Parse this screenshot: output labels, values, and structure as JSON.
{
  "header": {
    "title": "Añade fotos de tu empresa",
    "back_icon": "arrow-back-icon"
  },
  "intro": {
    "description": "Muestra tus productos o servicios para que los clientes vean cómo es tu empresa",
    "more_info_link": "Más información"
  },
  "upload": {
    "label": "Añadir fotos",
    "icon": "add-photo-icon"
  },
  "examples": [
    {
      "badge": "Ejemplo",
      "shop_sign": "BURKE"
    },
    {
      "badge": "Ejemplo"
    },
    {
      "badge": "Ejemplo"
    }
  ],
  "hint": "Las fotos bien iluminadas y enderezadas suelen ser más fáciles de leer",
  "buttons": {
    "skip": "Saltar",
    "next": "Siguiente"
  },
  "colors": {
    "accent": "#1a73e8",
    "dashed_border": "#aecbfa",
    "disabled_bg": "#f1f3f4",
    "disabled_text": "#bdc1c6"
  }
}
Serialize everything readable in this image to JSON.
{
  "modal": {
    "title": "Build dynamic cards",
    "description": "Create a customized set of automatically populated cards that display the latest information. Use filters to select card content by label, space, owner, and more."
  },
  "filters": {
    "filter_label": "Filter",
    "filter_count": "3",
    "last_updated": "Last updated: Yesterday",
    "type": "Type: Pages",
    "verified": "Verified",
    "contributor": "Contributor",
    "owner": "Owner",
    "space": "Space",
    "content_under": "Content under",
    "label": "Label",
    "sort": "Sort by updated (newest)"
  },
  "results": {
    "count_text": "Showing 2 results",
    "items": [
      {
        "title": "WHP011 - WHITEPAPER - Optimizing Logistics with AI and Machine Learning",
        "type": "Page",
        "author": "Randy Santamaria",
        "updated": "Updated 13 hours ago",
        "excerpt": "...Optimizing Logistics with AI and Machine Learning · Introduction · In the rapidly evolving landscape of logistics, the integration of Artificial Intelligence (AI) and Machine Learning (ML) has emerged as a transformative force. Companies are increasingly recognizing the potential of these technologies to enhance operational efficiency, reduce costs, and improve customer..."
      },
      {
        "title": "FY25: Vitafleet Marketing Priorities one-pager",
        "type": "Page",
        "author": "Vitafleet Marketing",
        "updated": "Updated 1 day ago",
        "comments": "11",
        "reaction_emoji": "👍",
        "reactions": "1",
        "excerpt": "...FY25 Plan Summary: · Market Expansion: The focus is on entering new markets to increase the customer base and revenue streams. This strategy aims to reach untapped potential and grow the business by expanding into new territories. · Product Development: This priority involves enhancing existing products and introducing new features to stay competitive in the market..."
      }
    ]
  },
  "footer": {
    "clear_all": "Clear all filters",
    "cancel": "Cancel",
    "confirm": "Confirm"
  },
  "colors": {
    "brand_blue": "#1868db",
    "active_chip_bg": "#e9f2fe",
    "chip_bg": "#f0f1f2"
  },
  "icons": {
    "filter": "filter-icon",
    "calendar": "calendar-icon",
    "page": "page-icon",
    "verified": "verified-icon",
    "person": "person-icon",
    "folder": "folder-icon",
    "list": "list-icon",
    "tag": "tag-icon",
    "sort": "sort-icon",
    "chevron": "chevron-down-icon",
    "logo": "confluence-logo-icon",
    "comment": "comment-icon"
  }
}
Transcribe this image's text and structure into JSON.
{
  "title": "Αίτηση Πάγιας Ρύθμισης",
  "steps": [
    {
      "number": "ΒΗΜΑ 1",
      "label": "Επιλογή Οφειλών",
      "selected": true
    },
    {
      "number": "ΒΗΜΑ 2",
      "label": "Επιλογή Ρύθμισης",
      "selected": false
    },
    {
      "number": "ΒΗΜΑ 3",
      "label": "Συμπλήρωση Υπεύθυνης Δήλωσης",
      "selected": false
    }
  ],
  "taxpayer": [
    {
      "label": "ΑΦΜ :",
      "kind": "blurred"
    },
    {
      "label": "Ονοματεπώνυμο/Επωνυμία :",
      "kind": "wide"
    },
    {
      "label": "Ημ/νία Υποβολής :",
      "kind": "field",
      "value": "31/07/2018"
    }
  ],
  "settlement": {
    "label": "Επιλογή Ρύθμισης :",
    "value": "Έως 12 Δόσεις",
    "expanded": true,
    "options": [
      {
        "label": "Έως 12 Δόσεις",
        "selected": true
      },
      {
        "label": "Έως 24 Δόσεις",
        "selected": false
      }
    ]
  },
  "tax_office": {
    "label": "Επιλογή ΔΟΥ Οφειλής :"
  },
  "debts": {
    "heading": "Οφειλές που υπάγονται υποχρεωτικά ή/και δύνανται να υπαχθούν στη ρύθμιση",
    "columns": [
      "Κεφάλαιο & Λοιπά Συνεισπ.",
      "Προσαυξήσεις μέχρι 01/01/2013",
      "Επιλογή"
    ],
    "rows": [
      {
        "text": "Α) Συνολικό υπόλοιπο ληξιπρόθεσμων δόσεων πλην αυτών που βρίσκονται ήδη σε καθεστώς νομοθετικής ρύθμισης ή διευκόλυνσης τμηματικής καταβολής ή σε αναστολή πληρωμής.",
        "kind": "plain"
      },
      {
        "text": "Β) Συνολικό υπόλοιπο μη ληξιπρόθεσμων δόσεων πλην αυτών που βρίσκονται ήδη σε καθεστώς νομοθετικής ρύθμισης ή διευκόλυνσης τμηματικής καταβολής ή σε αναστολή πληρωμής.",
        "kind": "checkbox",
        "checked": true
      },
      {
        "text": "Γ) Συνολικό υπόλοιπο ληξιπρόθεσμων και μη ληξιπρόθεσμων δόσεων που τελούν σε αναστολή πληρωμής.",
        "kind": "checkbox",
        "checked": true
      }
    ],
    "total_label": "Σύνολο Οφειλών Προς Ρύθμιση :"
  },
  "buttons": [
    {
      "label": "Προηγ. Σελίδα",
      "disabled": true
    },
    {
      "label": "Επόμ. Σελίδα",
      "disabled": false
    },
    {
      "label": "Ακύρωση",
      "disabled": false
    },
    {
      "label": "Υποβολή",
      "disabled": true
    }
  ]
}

=== Your goal ===
Each line that has the word "βρίσκονται" should be copied.

=== Full response ===
        "text": "Α) Συνολικό υπόλοιπο ληξιπρόθεσμων δόσεων πλην αυτών που βρίσκονται ήδη σε καθεστώς νομοθετικής ρύθμισης ή διευκόλυνσης τμηματικής καταβολής ή σε αναστολή πληρωμής.",
        "text": "Β) Συνολικό υπόλοιπο μη ληξιπρόθεσμων δόσεων πλην αυτών που βρίσκονται ήδη σε καθεστώς νομοθετικής ρύθμισης ή διευκόλυνσης τμηματικής καταβολής ή σε αναστολή πληρωμής.",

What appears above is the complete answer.